§ Given request:
Wherever the word "Moderate" appears in a line, copy that line.

↓↓↓

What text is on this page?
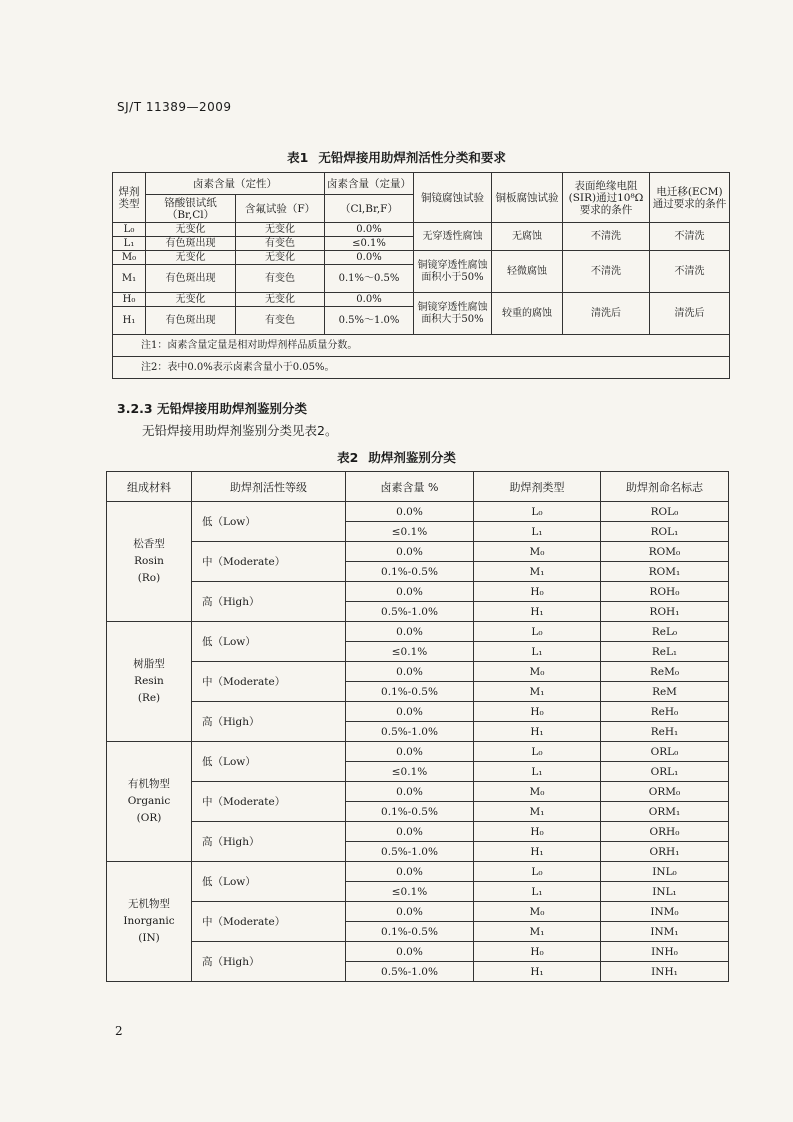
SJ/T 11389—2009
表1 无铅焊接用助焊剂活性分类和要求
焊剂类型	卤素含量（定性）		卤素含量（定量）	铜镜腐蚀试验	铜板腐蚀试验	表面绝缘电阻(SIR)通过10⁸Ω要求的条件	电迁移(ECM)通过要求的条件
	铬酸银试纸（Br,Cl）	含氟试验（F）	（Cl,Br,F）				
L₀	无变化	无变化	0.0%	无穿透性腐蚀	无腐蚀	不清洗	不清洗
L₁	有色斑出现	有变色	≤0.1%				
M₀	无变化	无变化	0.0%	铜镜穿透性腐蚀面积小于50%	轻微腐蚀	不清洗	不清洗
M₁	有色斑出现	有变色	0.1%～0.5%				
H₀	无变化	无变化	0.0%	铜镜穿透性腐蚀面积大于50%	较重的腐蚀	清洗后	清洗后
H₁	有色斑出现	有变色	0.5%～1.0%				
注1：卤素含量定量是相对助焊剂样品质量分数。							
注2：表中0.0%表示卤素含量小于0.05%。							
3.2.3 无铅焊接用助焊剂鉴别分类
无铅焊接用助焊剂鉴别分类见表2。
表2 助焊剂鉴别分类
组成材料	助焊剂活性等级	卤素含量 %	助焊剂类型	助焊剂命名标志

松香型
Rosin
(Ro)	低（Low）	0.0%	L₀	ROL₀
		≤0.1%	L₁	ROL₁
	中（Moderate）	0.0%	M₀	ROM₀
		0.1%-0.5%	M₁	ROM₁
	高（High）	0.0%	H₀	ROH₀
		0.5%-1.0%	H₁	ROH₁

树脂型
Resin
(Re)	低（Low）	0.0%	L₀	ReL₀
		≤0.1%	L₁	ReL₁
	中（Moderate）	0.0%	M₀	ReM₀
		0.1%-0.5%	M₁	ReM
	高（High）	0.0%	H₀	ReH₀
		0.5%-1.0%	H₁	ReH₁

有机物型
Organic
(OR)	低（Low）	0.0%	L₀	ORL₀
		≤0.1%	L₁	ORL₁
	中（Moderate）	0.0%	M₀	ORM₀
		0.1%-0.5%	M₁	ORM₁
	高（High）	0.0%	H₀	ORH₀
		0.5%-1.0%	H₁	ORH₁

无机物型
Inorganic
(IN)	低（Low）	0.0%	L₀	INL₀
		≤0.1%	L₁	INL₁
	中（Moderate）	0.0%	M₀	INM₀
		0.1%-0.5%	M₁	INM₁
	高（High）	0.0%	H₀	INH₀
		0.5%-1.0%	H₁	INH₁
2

↑↑↑
↓↓↓

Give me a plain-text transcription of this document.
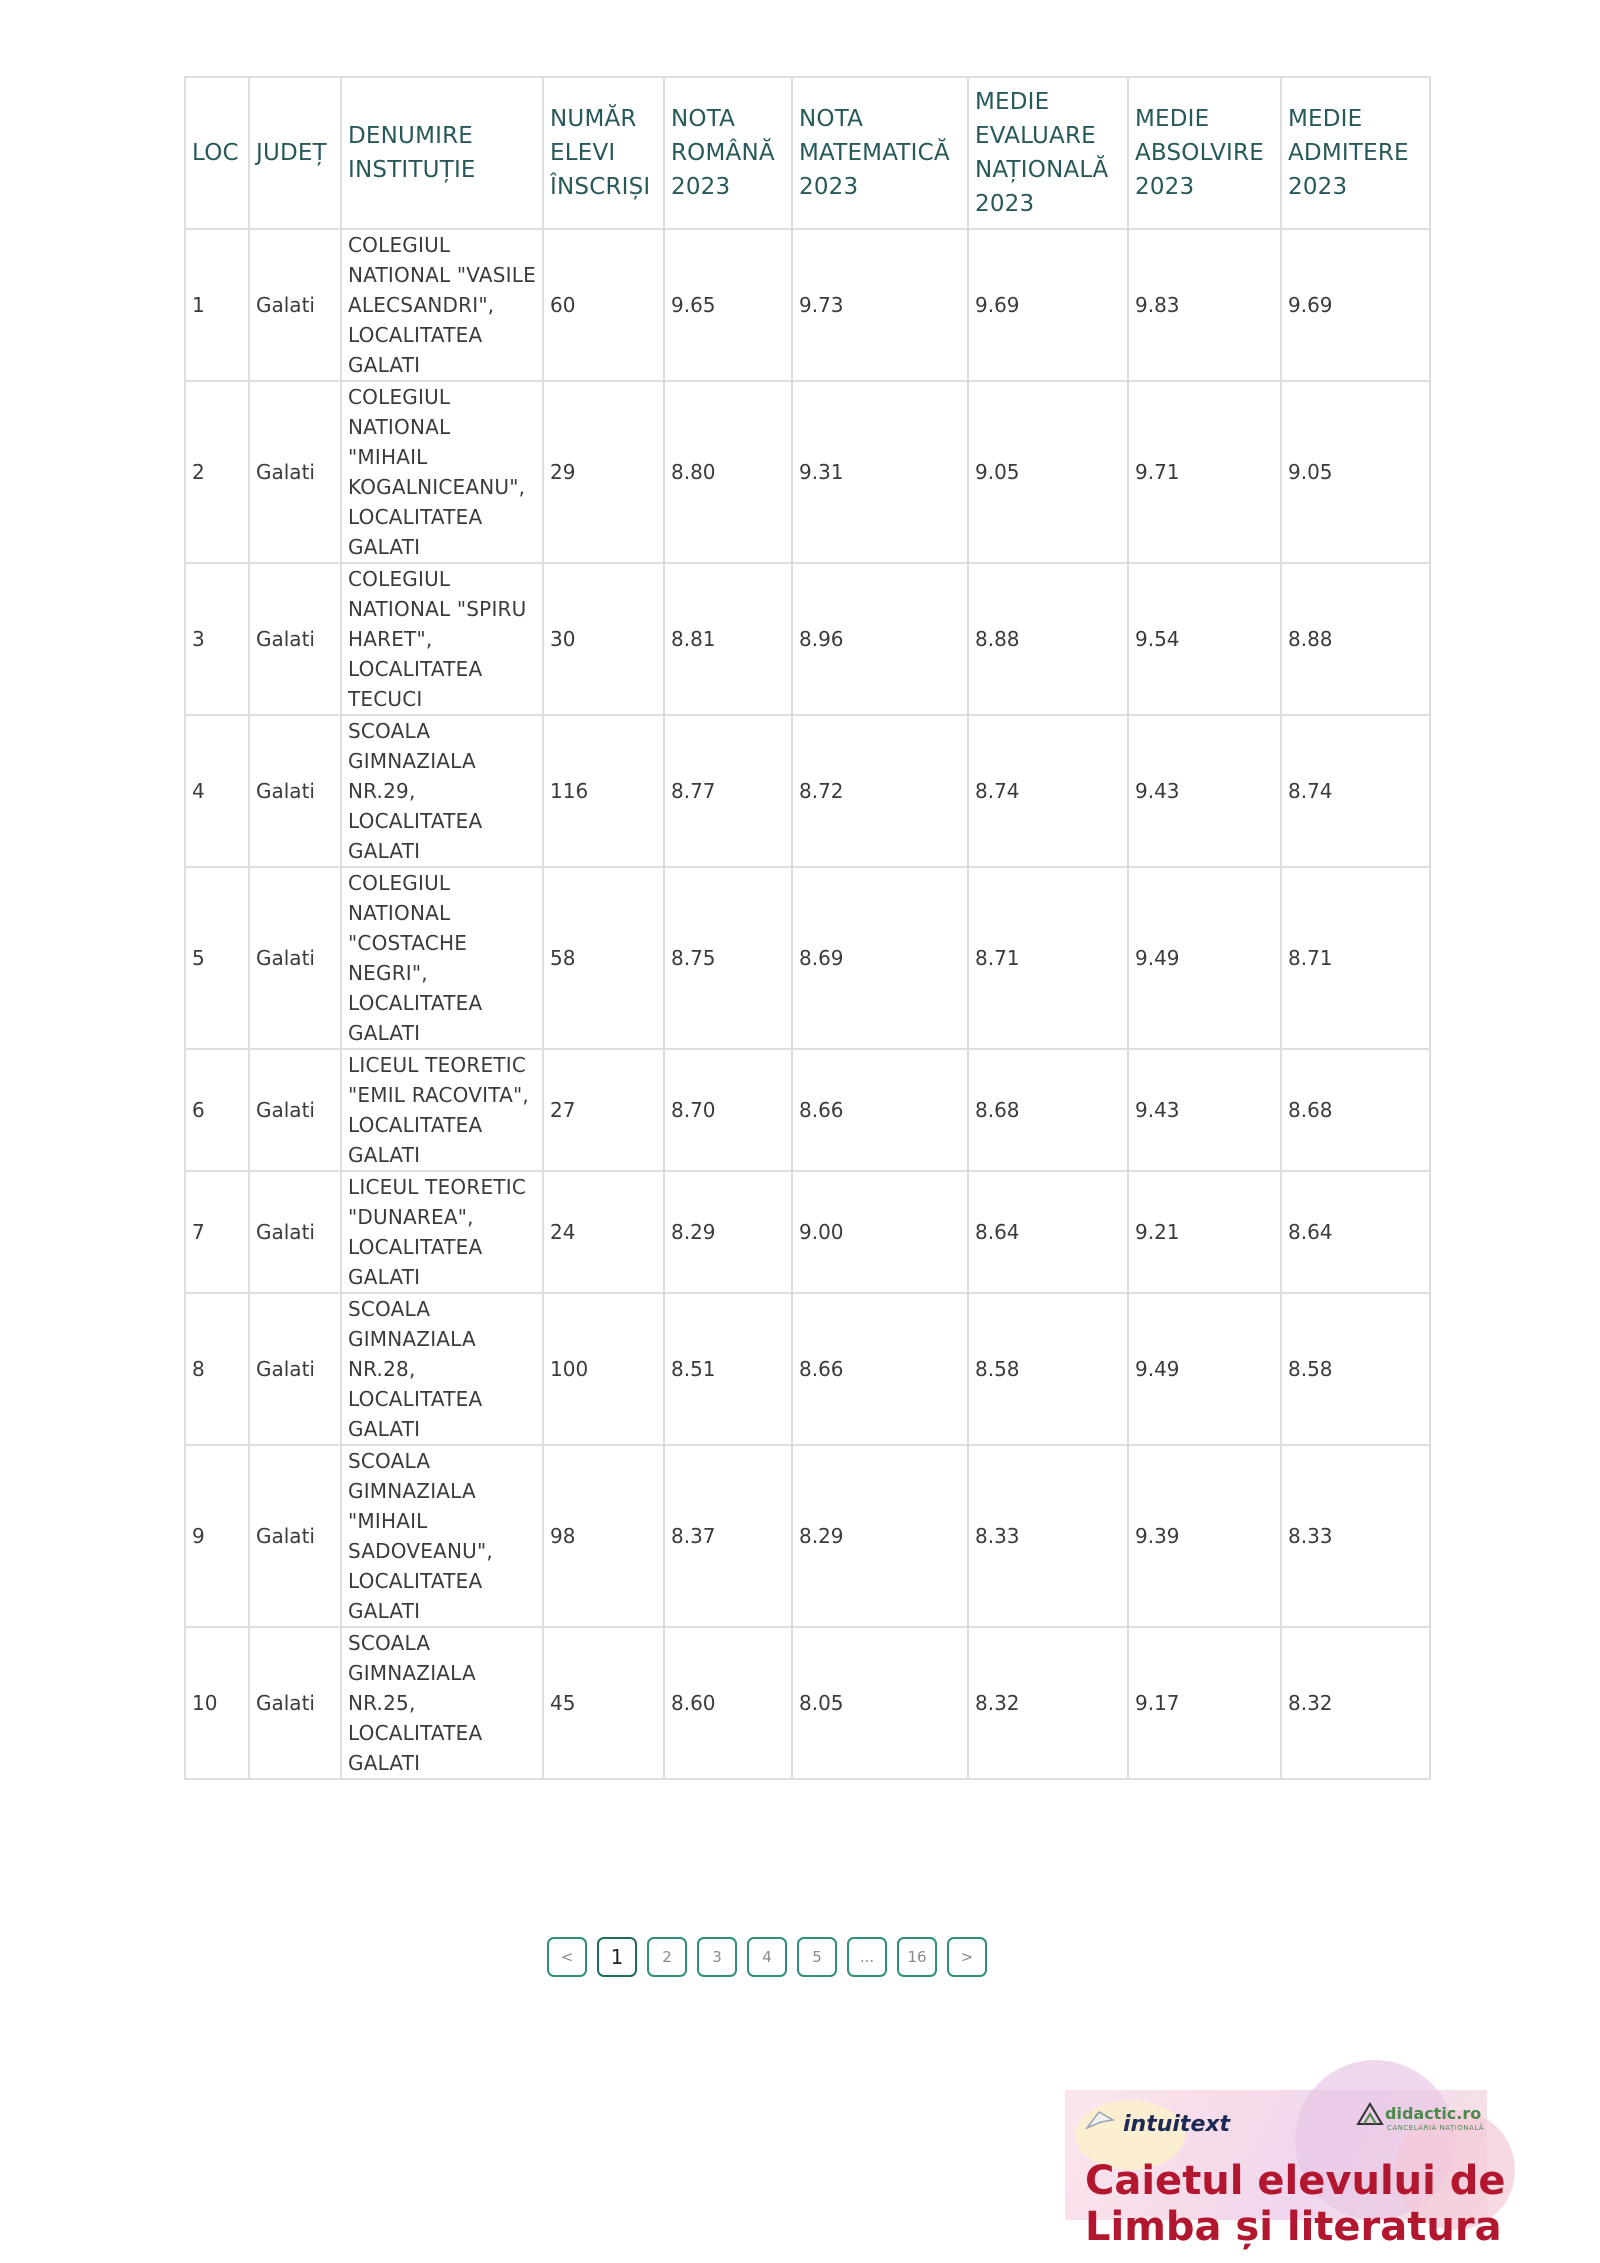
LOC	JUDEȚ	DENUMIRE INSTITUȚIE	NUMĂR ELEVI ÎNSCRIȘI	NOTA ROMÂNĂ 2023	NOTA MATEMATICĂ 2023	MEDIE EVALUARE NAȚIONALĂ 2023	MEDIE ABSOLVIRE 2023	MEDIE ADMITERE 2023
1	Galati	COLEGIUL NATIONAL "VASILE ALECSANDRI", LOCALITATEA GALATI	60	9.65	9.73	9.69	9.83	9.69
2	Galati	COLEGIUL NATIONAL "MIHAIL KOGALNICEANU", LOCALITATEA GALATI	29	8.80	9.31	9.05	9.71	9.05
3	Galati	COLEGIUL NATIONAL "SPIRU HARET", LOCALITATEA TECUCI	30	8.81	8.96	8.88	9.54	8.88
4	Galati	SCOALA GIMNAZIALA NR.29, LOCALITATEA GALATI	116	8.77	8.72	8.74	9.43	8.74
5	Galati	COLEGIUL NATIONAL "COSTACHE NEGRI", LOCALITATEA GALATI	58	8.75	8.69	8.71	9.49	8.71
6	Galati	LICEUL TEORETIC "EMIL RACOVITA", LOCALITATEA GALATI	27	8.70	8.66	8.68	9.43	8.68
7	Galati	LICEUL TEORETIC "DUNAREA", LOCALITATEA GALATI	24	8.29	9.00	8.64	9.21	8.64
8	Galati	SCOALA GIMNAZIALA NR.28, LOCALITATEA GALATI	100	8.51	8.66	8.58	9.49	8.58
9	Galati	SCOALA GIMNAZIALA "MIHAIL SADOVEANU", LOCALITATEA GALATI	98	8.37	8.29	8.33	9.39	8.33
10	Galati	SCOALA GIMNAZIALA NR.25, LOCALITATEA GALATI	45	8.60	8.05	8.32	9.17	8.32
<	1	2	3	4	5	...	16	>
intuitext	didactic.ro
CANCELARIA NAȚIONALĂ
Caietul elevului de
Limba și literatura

↑↑↑
↓↓↓

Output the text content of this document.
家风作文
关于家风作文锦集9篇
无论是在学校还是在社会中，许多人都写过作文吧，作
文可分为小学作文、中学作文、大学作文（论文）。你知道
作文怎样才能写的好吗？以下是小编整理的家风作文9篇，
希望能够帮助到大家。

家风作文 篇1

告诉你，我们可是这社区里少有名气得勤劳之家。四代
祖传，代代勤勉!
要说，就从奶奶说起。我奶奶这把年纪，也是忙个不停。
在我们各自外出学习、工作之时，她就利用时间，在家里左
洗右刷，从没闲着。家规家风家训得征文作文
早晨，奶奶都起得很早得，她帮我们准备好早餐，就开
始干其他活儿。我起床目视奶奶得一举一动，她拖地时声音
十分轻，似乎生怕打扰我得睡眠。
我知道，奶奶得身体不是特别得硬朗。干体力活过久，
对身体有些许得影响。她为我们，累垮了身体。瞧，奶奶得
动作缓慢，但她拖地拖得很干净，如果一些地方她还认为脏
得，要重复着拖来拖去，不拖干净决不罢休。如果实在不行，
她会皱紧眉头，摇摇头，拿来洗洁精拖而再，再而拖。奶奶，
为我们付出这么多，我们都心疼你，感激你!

↑↑↑

§ Answer to the problem:
	中（Moderate）	0.0%	M₀	ROM₀
	中（Moderate）	0.0%	M₀	ReM₀
	中（Moderate）	0.0%	M₀	ORM₀
	中（Moderate）	0.0%	M₀	INM₀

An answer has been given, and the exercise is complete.